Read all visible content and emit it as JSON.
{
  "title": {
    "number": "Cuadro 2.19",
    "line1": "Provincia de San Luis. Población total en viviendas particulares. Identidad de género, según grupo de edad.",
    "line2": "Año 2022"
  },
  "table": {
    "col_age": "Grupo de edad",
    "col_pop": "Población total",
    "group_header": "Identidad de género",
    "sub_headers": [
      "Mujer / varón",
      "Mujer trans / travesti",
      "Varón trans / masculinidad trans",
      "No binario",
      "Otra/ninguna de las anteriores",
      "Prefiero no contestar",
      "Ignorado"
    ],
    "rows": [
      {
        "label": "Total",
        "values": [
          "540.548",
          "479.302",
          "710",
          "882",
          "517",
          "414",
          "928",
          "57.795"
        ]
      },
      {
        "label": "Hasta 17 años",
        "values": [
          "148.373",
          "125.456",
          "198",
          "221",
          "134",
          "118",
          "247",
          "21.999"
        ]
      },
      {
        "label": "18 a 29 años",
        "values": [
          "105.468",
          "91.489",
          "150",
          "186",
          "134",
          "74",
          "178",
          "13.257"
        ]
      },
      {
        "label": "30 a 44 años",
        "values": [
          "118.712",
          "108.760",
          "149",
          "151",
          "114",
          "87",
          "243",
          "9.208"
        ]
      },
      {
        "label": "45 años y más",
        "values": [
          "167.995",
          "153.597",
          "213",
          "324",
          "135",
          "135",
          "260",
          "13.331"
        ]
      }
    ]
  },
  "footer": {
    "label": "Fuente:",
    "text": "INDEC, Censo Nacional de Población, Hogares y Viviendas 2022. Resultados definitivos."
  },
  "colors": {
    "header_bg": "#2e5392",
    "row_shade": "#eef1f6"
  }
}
****
## What to do
Reproduce all data above, unchanged.

## Complete output
Read all visible content and emit it as JSON.
{
  "title": {
    "number": "Cuadro 2.19",
    "line1": "Provincia de San Luis. Población total en viviendas particulares. Identidad de género, según grupo de edad.",
    "line2": "Año 2022"
  },
  "table": {
    "col_age": "Grupo de edad",
    "col_pop": "Población total",
    "group_header": "Identidad de género",
    "sub_headers": [
      "Mujer / varón",
      "Mujer trans / travesti",
      "Varón trans / masculinidad trans",
      "No binario",
      "Otra/ninguna de las anteriores",
      "Prefiero no contestar",
      "Ignorado"
    ],
    "rows": [
      {
        "label": "Total",
        "values": [
          "540.548",
          "479.302",
          "710",
          "882",
          "517",
          "414",
          "928",
          "57.795"
        ]
      },
      {
        "label": "Hasta 17 años",
        "values": [
          "148.373",
          "125.456",
          "198",
          "221",
          "134",
          "118",
          "247",
          "21.999"
        ]
      },
      {
        "label": "18 a 29 años",
        "values": [
          "105.468",
          "91.489",
          "150",
          "186",
          "134",
          "74",
          "178",
          "13.257"
        ]
      },
      {
        "label": "30 a 44 años",
        "values": [
          "118.712",
          "108.760",
          "149",
          "151",
          "114",
          "87",
          "243",
          "9.208"
        ]
      },
      {
        "label": "45 años y más",
        "values": [
          "167.995",
          "153.597",
          "213",
          "324",
          "135",
          "135",
          "260",
          "13.331"
        ]
      }
    ]
  },
  "footer": {
    "label": "Fuente:",
    "text": "INDEC, Censo Nacional de Población, Hogares y Viviendas 2022. Resultados definitivos."
  },
  "colors": {
    "header_bg": "#2e5392",
    "row_shade": "#eef1f6"
  }
}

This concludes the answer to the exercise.